▶ INSTRUCTION 1:
Translate this sentence from the notebook page into Spanish: "This notebook illustrates the basic process of processing each resource in each paper and allocates a score."

▶ QUOTED TEXT:
···

# Notebook to process output from thecontentmine

This notebook illustrates the basic process of processing each resource in each paper and allocates a score.

In [1]:
import datetime

import pandas

import process_urls

In [2]:
dict_of_papers = {'10.1016/j.cageo.2012.05.031': {'github': ['https://github.com/andreww/MSAT',
                                                             'https://github.com/url_that_does_not_resolve.com'],
                                                  'zenodo': ['https://zenodo.org/record/1196821#.WrtnltPwYkg']
                                                 }
                 }

In [3]:
def process_github_url(url, doi, verbose=False):
    """
    Given a github URL, calculate a 'code score' and report attributes
    
    A string, 'url', found in a paper, represented by 'doi', is processed
    to establish if the URL resolves, and if it does check for attributes of
    the repository that may be an indicator of code quality.
    """
    url_dict = {'doi': doi,
                'url': url,
                'resourcetype': 'github',
                'timestamp': datetime.datetime.now().isoformat(),
                'resolves': None,
                'score': 0}

    if not process_urls.is_url_valid(url):
        url_dict['resolves'] = False
        if verbose: print("URL {} did not resolve".format(url))

···

▶ RECORDS TO USE:
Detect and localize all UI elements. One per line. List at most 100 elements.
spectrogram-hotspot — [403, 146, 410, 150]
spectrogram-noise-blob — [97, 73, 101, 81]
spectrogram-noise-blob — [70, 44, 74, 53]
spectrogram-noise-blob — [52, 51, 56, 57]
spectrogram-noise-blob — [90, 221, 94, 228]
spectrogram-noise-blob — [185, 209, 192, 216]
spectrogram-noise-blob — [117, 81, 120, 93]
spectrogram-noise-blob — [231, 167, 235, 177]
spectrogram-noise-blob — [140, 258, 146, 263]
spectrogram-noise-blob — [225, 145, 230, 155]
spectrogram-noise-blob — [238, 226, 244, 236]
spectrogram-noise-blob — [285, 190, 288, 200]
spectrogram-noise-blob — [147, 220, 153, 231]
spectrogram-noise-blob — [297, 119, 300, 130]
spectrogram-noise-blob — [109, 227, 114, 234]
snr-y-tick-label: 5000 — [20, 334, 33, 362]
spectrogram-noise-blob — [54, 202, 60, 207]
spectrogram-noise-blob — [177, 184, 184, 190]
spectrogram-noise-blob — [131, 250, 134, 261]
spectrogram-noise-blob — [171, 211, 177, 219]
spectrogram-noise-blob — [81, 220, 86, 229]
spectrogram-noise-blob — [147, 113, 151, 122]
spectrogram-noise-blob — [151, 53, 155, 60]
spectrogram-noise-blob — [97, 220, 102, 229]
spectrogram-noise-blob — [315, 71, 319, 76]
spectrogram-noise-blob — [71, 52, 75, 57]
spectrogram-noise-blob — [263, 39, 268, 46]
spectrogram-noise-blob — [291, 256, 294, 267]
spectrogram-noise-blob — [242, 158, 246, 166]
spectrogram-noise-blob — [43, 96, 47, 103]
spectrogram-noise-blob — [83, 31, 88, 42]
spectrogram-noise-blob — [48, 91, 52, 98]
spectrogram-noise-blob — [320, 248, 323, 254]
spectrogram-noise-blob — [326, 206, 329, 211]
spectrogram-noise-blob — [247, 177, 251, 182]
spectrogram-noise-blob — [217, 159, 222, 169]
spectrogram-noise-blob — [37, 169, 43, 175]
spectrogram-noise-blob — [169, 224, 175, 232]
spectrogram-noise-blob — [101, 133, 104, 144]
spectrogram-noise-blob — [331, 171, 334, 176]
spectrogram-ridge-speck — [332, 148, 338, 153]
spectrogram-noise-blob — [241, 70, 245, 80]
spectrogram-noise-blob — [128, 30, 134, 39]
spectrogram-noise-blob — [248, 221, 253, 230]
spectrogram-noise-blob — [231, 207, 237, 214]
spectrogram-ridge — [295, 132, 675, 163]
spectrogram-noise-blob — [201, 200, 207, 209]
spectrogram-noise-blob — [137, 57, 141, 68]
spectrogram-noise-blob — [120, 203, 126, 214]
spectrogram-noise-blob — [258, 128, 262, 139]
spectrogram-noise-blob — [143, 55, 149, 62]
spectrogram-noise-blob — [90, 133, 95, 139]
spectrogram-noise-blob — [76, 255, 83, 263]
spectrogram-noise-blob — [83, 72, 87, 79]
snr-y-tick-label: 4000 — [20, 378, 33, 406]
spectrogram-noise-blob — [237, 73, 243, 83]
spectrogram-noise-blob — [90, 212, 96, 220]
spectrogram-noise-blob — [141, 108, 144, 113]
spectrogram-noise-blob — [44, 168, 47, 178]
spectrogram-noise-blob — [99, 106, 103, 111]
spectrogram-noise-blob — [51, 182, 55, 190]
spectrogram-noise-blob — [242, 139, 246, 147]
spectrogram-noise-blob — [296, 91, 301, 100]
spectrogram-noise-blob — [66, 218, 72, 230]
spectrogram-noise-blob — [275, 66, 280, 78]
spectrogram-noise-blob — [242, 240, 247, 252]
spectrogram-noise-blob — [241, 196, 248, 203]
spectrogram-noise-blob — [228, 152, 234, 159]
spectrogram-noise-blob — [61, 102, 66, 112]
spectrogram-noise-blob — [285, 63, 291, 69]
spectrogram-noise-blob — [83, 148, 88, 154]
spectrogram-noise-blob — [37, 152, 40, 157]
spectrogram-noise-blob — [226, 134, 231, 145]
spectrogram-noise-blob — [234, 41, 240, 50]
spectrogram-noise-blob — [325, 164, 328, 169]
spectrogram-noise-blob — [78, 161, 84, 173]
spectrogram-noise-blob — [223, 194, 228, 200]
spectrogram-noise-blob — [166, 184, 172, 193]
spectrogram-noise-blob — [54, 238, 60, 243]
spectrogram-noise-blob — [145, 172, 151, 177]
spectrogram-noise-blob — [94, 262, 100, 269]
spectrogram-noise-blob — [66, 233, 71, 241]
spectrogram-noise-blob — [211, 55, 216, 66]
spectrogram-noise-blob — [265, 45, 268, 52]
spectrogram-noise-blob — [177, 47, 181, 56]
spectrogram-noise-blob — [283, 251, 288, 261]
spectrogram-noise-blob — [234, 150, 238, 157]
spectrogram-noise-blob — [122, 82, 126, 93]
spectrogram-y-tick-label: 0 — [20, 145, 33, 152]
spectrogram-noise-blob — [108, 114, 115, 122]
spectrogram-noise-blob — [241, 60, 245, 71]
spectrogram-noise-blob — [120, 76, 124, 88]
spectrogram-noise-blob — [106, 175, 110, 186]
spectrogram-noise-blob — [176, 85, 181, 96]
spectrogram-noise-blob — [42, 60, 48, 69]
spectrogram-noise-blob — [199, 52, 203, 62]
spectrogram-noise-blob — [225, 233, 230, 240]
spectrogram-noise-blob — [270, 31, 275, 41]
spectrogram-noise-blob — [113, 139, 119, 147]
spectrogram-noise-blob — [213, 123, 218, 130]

···

▶ INSTRUCTION 2:
Print the rows, starting with the very first row and going on through the row that contains "spectrogram-noise-blob — [71, 52, 75, 57]".

▶ FULL OUTPUT 1:
Este cuaderno ilustra el proceso básico de procesar cada recurso de cada artículo y asigna una puntuación.

▶ FULL OUTPUT 2:
Detect and localize all UI elements. One per line. List at most 100 elements.
spectrogram-hotspot — [403, 146, 410, 150]
spectrogram-noise-blob — [97, 73, 101, 81]
spectrogram-noise-blob — [70, 44, 74, 53]
spectrogram-noise-blob — [52, 51, 56, 57]
spectrogram-noise-blob — [90, 221, 94, 228]
spectrogram-noise-blob — [185, 209, 192, 216]
spectrogram-noise-blob — [117, 81, 120, 93]
spectrogram-noise-blob — [231, 167, 235, 177]
spectrogram-noise-blob — [140, 258, 146, 263]
spectrogram-noise-blob — [225, 145, 230, 155]
spectrogram-noise-blob — [238, 226, 244, 236]
spectrogram-noise-blob — [285, 190, 288, 200]
spectrogram-noise-blob — [147, 220, 153, 231]
spectrogram-noise-blob — [297, 119, 300, 130]
spectrogram-noise-blob — [109, 227, 114, 234]
snr-y-tick-label: 5000 — [20, 334, 33, 362]
spectrogram-noise-blob — [54, 202, 60, 207]
spectrogram-noise-blob — [177, 184, 184, 190]
spectrogram-noise-blob — [131, 250, 134, 261]
spectrogram-noise-blob — [171, 211, 177, 219]
spectrogram-noise-blob — [81, 220, 86, 229]
spectrogram-noise-blob — [147, 113, 151, 122]
spectrogram-noise-blob — [151, 53, 155, 60]
spectrogram-noise-blob — [97, 220, 102, 229]
spectrogram-noise-blob — [315, 71, 319, 76]
spectrogram-noise-blob — [71, 52, 75, 57]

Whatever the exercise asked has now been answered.